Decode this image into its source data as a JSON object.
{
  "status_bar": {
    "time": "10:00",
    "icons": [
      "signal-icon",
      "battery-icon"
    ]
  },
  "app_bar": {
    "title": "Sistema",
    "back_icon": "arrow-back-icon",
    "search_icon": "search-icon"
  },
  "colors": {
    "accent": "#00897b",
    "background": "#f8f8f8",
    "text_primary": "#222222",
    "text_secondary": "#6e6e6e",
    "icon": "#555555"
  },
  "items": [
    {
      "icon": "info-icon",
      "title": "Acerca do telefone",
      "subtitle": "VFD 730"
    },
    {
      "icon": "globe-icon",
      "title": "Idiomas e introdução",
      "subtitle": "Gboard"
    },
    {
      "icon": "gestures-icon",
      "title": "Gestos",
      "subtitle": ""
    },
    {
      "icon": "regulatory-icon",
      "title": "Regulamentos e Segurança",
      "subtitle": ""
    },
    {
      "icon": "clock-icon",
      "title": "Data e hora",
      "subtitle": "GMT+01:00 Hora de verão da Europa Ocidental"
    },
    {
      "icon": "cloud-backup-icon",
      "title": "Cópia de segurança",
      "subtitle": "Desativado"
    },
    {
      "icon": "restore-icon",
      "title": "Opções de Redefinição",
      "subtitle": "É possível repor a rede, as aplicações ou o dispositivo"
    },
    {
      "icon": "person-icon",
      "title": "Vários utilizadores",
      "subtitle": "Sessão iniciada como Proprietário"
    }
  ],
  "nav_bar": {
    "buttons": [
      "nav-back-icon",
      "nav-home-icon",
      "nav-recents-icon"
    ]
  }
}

Directions for this task: Copy each entry exactly, with nothing added or dropped.

Exercise result:
Decode this image into its source data as a JSON object.
{
  "status_bar": {
    "time": "10:00",
    "icons": [
      "signal-icon",
      "battery-icon"
    ]
  },
  "app_bar": {
    "title": "Sistema",
    "back_icon": "arrow-back-icon",
    "search_icon": "search-icon"
  },
  "colors": {
    "accent": "#00897b",
    "background": "#f8f8f8",
    "text_primary": "#222222",
    "text_secondary": "#6e6e6e",
    "icon": "#555555"
  },
  "items": [
    {
      "icon": "info-icon",
      "title": "Acerca do telefone",
      "subtitle": "VFD 730"
    },
    {
      "icon": "globe-icon",
      "title": "Idiomas e introdução",
      "subtitle": "Gboard"
    },
    {
      "icon": "gestures-icon",
      "title": "Gestos",
      "subtitle": ""
    },
    {
      "icon": "regulatory-icon",
      "title": "Regulamentos e Segurança",
      "subtitle": ""
    },
    {
      "icon": "clock-icon",
      "title": "Data e hora",
      "subtitle": "GMT+01:00 Hora de verão da Europa Ocidental"
    },
    {
      "icon": "cloud-backup-icon",
      "title": "Cópia de segurança",
      "subtitle": "Desativado"
    },
    {
      "icon": "restore-icon",
      "title": "Opções de Redefinição",
      "subtitle": "É possível repor a rede, as aplicações ou o dispositivo"
    },
    {
      "icon": "person-icon",
      "title": "Vários utilizadores",
      "subtitle": "Sessão iniciada como Proprietário"
    }
  ],
  "nav_bar": {
    "buttons": [
      "nav-back-icon",
      "nav-home-icon",
      "nav-recents-icon"
    ]
  }
}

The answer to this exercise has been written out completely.